> **WHAT YOU SHOULD DO**
Every entry must be given again exactly.

******************************

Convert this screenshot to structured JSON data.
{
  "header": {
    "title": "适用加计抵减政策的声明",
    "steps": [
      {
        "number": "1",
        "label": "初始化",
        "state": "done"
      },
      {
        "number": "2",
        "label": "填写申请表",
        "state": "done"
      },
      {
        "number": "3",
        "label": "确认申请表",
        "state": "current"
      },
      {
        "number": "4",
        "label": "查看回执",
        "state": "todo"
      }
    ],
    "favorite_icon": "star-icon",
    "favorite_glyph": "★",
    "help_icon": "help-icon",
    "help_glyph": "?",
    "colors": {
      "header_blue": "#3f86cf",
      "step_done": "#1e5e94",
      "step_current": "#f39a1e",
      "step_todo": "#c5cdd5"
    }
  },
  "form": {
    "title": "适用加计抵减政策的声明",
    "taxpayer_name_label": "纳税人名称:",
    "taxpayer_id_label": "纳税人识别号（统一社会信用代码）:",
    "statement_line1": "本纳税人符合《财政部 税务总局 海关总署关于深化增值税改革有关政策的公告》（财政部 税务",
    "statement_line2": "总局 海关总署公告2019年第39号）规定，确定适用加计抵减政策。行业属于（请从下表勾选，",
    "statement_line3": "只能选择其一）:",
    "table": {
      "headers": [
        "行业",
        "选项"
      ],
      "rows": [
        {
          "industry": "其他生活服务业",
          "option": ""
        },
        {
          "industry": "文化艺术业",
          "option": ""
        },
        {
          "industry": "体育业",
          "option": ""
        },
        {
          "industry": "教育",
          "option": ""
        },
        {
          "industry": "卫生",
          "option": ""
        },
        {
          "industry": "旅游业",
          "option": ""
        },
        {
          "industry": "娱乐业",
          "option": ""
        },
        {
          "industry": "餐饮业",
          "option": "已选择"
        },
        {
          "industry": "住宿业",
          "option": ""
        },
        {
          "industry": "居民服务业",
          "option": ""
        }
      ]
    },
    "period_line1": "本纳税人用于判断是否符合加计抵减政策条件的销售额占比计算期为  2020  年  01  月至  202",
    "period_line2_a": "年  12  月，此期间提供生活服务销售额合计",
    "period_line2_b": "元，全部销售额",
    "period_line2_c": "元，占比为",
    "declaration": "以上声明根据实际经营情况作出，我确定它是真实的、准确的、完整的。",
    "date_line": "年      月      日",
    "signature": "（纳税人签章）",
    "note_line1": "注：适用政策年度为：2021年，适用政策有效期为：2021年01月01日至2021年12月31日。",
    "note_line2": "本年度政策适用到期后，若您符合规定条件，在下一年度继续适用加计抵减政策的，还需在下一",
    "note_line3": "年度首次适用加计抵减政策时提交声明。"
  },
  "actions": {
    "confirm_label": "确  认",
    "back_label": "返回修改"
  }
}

******************************

> **CORRECT OUTPUT**
Convert this screenshot to structured JSON data.
{
  "header": {
    "title": "适用加计抵减政策的声明",
    "steps": [
      {
        "number": "1",
        "label": "初始化",
        "state": "done"
      },
      {
        "number": "2",
        "label": "填写申请表",
        "state": "done"
      },
      {
        "number": "3",
        "label": "确认申请表",
        "state": "current"
      },
      {
        "number": "4",
        "label": "查看回执",
        "state": "todo"
      }
    ],
    "favorite_icon": "star-icon",
    "favorite_glyph": "★",
    "help_icon": "help-icon",
    "help_glyph": "?",
    "colors": {
      "header_blue": "#3f86cf",
      "step_done": "#1e5e94",
      "step_current": "#f39a1e",
      "step_todo": "#c5cdd5"
    }
  },
  "form": {
    "title": "适用加计抵减政策的声明",
    "taxpayer_name_label": "纳税人名称:",
    "taxpayer_id_label": "纳税人识别号（统一社会信用代码）:",
    "statement_line1": "本纳税人符合《财政部 税务总局 海关总署关于深化增值税改革有关政策的公告》（财政部 税务",
    "statement_line2": "总局 海关总署公告2019年第39号）规定，确定适用加计抵减政策。行业属于（请从下表勾选，",
    "statement_line3": "只能选择其一）:",
    "table": {
      "headers": [
        "行业",
        "选项"
      ],
      "rows": [
        {
          "industry": "其他生活服务业",
          "option": ""
        },
        {
          "industry": "文化艺术业",
          "option": ""
        },
        {
          "industry": "体育业",
          "option": ""
        },
        {
          "industry": "教育",
          "option": ""
        },
        {
          "industry": "卫生",
          "option": ""
        },
        {
          "industry": "旅游业",
          "option": ""
        },
        {
          "industry": "娱乐业",
          "option": ""
        },
        {
          "industry": "餐饮业",
          "option": "已选择"
        },
        {
          "industry": "住宿业",
          "option": ""
        },
        {
          "industry": "居民服务业",
          "option": ""
        }
      ]
    },
    "period_line1": "本纳税人用于判断是否符合加计抵减政策条件的销售额占比计算期为  2020  年  01  月至  202",
    "period_line2_a": "年  12  月，此期间提供生活服务销售额合计",
    "period_line2_b": "元，全部销售额",
    "period_line2_c": "元，占比为",
    "declaration": "以上声明根据实际经营情况作出，我确定它是真实的、准确的、完整的。",
    "date_line": "年      月      日",
    "signature": "（纳税人签章）",
    "note_line1": "注：适用政策年度为：2021年，适用政策有效期为：2021年01月01日至2021年12月31日。",
    "note_line2": "本年度政策适用到期后，若您符合规定条件，在下一年度继续适用加计抵减政策的，还需在下一",
    "note_line3": "年度首次适用加计抵减政策时提交声明。"
  },
  "actions": {
    "confirm_label": "确  认",
    "back_label": "返回修改"
  }
}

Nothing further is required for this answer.